WHAT IS REQUIRED:
Examine each line of the data. Copy those that contain the string "Physical".

DATA EXTRACT:

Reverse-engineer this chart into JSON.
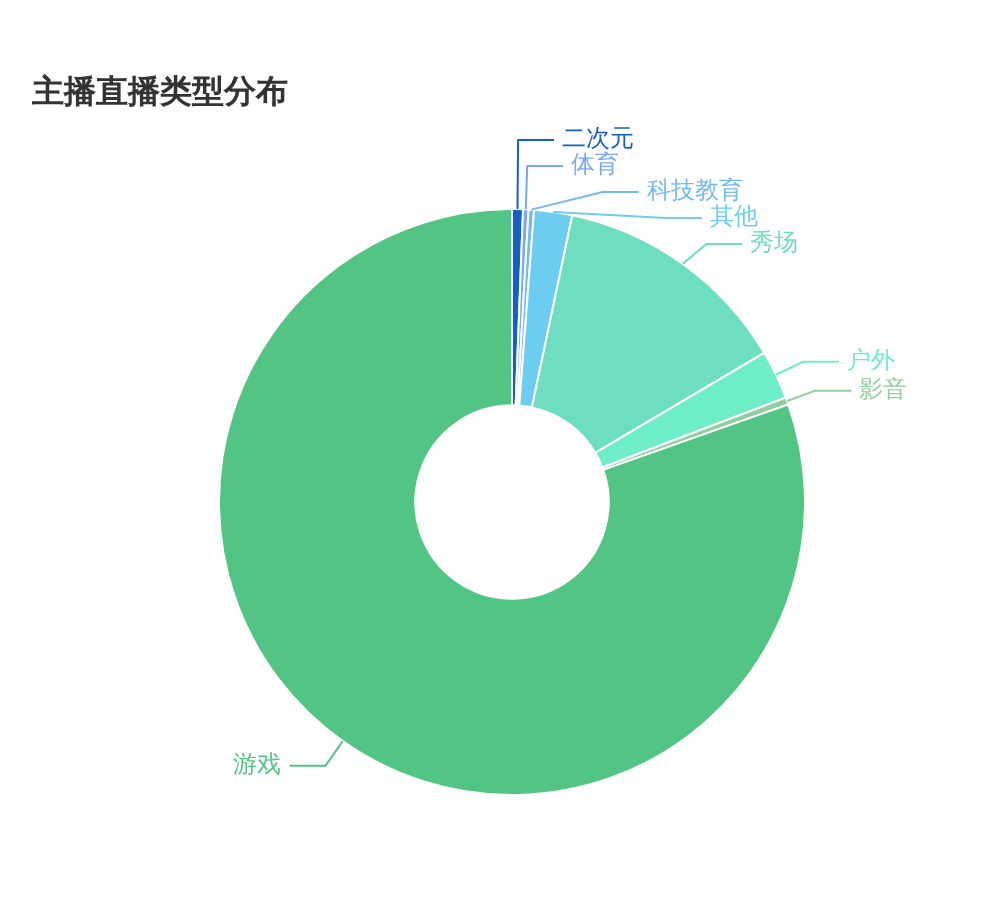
{
  "chart_data": {
    "type": "donut",
    "title": "主播直播类型分布",
    "categories": [
      "二次元",
      "体育",
      "科技教育",
      "其他",
      "秀场",
      "户外",
      "影音",
      "游戏"
    ],
    "values": [
      0.6,
      0.3,
      0.3,
      2.1,
      13.2,
      2.7,
      0.4,
      80.4
    ],
    "colors": [
      "#1560c6",
      "#7aa9f0",
      "#73b9f2",
      "#6dcdf0",
      "#6ddfc0",
      "#6deec6",
      "#8fcf9f",
      "#52c585"
    ]
  }
}
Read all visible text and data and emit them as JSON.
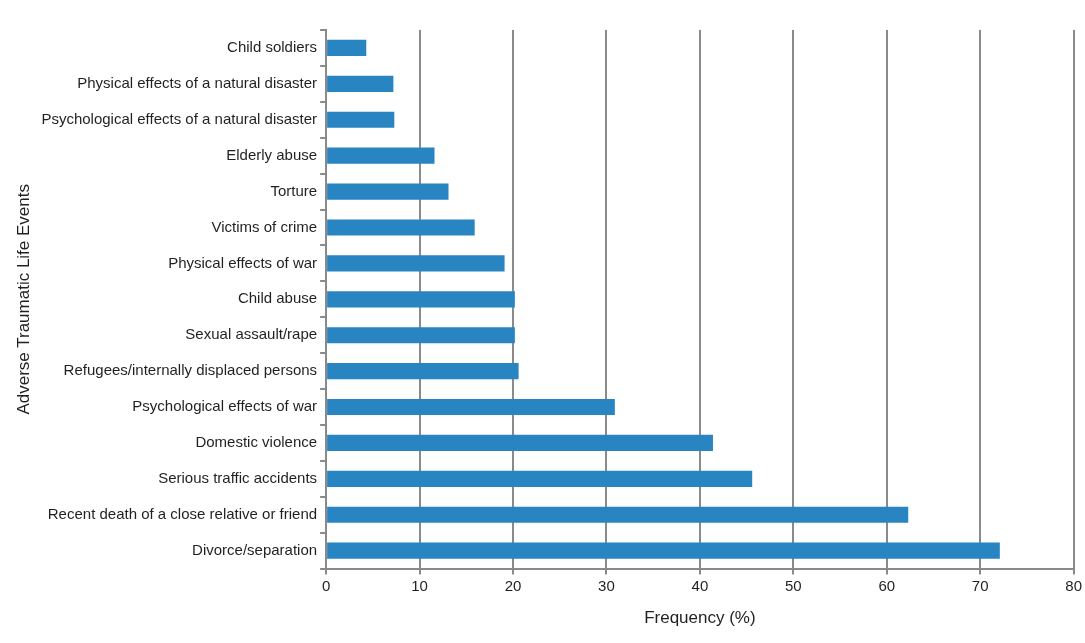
{
  "chart_data": {
    "type": "bar",
    "orientation": "horizontal",
    "xlabel": "Frequency (%)",
    "ylabel": "Adverse Traumatic Life Events",
    "categories": [
      "Child soldiers",
      "Physical effects of a natural disaster",
      "Psychological effects of a natural disaster",
      "Elderly abuse",
      "Torture",
      "Victims of crime",
      "Physical effects of war",
      "Child abuse",
      "Sexual assault/rape",
      "Refugees/internally displaced persons",
      "Psychological effects of war",
      "Domestic violence",
      "Serious traffic accidents",
      "Recent death of a close relative or friend",
      "Divorce/separation"
    ],
    "values": [
      4.3,
      7.2,
      7.3,
      11.6,
      13.1,
      15.9,
      19.1,
      20.2,
      20.2,
      20.6,
      30.9,
      41.4,
      45.6,
      62.3,
      72.1
    ],
    "color": "#2985c2",
    "xlim": [
      0,
      80
    ],
    "xticks": [
      0,
      10,
      20,
      30,
      40,
      50,
      60,
      70,
      80
    ],
    "grid": "x",
    "legend": false
  }
}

FULL RESPONSE:
      "Physical effects of a natural disaster",
      "Physical effects of war",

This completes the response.